PROMPT: Repeat each record exactly. Any picture gets left out.

INPUT FOR THIS TASK:
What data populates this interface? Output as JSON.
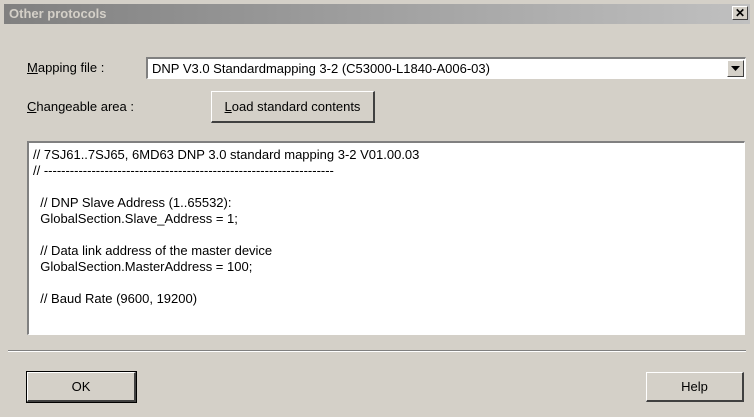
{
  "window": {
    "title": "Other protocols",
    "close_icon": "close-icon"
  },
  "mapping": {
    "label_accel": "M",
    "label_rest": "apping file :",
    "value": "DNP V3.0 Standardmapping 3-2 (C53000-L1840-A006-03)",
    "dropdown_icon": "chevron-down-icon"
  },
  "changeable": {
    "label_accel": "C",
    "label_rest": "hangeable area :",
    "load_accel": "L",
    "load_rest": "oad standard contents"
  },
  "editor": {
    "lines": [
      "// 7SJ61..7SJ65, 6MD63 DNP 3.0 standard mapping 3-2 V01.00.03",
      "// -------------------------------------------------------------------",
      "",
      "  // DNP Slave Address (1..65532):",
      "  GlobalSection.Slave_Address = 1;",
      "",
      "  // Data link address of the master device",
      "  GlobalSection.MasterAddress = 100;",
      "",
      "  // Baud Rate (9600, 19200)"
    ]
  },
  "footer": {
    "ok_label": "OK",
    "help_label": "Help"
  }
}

SOLUTION TO THE EXERCISE:
What data populates this interface? Output as JSON.
{
  "window": {
    "title": "Other protocols",
    "close_icon": "close-icon"
  },
  "mapping": {
    "label_accel": "M",
    "label_rest": "apping file :",
    "value": "DNP V3.0 Standardmapping 3-2 (C53000-L1840-A006-03)",
    "dropdown_icon": "chevron-down-icon"
  },
  "changeable": {
    "label_accel": "C",
    "label_rest": "hangeable area :",
    "load_accel": "L",
    "load_rest": "oad standard contents"
  },
  "editor": {
    "lines": [
      "// 7SJ61..7SJ65, 6MD63 DNP 3.0 standard mapping 3-2 V01.00.03",
      "// -------------------------------------------------------------------",
      "",
      "  // DNP Slave Address (1..65532):",
      "  GlobalSection.Slave_Address = 1;",
      "",
      "  // Data link address of the master device",
      "  GlobalSection.MasterAddress = 100;",
      "",
      "  // Baud Rate (9600, 19200)"
    ]
  },
  "footer": {
    "ok_label": "OK",
    "help_label": "Help"
  }
}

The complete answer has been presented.